-- start of Input data --
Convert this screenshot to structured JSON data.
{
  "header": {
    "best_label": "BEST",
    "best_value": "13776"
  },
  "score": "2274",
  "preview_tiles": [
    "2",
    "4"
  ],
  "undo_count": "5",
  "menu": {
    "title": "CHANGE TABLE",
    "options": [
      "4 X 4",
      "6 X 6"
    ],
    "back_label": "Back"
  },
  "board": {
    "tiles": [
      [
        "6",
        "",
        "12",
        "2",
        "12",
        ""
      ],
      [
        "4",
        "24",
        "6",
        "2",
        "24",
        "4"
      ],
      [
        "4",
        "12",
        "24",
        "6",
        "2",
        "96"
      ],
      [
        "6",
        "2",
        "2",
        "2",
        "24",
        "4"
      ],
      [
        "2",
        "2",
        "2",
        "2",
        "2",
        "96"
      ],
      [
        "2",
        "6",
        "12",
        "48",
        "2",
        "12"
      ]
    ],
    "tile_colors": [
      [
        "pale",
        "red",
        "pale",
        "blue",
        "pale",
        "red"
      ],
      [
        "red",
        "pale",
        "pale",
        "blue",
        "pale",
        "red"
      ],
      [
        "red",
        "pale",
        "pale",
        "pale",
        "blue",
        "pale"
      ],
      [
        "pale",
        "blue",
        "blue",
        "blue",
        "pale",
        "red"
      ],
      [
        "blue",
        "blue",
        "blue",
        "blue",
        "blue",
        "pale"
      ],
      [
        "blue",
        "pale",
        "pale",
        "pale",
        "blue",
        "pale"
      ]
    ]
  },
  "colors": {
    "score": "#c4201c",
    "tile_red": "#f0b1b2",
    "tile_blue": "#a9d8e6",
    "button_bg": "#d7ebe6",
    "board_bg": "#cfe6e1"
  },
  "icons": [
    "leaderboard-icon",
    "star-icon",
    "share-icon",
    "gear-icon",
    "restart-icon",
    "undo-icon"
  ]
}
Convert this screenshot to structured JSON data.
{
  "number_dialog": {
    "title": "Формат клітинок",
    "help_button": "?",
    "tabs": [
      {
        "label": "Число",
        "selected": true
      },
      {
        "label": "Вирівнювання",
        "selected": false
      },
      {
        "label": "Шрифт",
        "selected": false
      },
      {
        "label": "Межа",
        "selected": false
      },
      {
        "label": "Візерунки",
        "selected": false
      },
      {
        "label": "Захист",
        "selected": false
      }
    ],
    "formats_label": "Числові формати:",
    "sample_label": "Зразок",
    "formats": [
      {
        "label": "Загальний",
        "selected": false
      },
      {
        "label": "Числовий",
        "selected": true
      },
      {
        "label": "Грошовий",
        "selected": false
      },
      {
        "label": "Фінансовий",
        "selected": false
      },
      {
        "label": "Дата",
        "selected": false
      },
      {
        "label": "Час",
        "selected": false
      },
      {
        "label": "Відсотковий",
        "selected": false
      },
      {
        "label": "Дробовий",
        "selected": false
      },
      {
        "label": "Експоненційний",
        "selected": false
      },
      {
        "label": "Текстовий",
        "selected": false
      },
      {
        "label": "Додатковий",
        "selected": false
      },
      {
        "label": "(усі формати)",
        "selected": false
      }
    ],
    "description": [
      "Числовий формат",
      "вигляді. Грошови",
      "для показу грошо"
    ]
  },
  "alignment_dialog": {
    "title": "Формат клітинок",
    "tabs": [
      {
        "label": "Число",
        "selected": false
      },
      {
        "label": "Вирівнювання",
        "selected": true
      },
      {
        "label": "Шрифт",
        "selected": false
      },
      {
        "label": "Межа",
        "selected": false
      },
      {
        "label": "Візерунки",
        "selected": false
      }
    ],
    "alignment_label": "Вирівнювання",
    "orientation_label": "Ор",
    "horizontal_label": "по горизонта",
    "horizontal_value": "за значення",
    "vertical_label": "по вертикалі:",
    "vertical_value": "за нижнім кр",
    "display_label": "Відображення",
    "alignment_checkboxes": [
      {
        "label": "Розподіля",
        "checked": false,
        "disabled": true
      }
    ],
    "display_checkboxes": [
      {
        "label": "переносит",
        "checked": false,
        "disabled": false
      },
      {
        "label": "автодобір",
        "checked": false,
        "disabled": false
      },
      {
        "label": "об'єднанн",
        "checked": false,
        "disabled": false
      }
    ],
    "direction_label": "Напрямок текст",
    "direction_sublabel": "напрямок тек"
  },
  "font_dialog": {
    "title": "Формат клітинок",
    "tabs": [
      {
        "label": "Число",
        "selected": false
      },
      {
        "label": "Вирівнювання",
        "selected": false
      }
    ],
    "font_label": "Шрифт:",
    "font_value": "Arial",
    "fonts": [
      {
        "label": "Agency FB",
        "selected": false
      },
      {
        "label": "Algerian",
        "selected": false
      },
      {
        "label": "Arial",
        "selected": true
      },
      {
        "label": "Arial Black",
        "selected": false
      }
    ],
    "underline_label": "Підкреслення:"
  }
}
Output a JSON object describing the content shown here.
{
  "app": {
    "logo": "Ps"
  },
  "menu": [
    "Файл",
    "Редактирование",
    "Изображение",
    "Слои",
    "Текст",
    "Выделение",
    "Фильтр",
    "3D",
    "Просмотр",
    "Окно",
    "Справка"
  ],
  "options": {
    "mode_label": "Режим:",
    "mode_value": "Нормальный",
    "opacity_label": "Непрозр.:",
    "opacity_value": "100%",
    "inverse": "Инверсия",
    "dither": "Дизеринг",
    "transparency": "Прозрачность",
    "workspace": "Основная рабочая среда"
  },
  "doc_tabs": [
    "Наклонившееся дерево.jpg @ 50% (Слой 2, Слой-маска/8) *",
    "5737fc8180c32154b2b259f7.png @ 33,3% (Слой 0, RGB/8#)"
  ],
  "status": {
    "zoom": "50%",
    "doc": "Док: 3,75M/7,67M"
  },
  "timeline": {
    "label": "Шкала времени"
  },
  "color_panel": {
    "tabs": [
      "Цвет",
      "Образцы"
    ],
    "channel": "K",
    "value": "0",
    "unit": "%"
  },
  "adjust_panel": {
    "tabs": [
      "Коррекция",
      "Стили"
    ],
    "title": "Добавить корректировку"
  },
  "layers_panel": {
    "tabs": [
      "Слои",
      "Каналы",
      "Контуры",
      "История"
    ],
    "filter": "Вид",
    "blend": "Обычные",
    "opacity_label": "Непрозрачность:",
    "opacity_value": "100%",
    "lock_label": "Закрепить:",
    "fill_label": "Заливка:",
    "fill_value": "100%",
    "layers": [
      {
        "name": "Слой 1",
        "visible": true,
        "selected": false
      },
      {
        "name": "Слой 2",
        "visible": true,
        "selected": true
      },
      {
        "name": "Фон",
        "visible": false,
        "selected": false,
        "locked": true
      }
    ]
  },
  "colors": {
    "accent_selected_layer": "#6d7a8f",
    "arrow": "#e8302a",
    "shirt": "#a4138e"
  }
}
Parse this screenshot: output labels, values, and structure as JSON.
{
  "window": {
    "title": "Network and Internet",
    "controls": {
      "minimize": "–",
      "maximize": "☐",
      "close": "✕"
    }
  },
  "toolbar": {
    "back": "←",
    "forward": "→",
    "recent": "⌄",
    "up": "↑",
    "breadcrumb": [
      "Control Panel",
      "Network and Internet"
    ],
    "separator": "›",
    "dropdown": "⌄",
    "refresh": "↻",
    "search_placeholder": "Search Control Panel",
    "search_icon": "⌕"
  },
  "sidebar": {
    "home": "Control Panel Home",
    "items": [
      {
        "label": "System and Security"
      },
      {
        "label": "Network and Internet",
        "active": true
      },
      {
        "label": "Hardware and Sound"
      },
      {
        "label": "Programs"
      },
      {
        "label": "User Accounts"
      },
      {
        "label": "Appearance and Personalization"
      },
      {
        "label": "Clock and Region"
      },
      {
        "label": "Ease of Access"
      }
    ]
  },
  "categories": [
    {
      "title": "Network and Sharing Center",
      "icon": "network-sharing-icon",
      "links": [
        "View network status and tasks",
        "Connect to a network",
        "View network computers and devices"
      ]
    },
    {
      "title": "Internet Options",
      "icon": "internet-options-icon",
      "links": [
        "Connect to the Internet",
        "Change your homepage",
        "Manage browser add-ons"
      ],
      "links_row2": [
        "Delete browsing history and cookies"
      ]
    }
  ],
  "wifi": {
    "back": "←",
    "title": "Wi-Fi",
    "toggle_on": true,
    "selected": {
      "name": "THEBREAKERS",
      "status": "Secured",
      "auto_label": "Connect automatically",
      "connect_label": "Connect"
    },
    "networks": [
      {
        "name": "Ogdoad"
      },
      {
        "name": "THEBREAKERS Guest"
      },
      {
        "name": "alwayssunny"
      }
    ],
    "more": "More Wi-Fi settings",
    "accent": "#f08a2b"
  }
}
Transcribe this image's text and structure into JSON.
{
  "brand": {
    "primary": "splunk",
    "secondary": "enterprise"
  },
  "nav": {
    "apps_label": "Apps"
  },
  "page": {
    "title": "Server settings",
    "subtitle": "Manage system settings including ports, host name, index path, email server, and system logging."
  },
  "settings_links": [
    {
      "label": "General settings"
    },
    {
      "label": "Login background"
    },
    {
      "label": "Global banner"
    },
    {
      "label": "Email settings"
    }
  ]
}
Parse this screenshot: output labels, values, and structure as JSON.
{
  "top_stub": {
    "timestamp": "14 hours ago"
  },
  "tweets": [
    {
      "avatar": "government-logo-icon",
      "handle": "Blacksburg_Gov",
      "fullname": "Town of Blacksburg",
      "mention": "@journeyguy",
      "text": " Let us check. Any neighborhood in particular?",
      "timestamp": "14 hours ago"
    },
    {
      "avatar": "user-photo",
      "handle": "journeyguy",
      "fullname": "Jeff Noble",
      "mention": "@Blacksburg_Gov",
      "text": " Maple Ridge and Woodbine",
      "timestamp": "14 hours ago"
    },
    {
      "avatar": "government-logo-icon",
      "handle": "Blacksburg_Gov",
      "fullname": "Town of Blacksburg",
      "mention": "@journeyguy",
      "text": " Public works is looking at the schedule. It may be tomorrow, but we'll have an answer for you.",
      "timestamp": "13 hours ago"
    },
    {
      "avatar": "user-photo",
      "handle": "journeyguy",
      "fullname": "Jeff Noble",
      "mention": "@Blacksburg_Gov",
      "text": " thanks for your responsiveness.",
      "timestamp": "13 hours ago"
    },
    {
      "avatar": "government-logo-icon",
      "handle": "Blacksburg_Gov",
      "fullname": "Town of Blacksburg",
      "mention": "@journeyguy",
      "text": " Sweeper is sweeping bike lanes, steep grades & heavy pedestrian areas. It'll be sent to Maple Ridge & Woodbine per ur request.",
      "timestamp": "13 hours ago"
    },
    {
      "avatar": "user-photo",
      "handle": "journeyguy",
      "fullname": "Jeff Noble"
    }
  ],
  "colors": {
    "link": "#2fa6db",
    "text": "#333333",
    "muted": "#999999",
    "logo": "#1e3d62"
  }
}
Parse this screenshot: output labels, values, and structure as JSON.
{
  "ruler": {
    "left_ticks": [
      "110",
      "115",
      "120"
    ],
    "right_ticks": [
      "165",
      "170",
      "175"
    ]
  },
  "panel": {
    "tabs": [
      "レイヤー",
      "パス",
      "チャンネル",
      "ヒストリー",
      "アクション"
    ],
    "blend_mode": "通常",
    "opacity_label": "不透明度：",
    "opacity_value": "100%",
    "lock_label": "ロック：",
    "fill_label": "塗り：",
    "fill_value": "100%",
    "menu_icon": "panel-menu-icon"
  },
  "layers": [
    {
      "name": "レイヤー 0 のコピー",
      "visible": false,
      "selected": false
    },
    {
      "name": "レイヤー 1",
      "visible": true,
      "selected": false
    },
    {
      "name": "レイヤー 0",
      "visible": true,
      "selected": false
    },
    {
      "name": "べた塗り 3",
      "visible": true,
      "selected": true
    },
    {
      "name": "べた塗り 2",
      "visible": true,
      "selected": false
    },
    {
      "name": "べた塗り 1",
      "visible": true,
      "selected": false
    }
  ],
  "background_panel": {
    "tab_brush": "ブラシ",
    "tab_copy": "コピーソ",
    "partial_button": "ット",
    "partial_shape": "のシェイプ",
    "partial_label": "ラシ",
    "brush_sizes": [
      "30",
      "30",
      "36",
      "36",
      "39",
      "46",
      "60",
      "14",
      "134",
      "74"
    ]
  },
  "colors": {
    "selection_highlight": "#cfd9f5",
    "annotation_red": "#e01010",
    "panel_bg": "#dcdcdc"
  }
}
-- end of Input data --
→ **Work instructions**: Locate the string "Woodbine" in the listing above and copy every line where it occurs.

→ **Exercise output**:
      "text": " Maple Ridge and Woodbine",
      "text": " Sweeper is sweeping bike lanes, steep grades & heavy pedestrian areas. It'll be sent to Maple Ridge & Woodbine per ur request.",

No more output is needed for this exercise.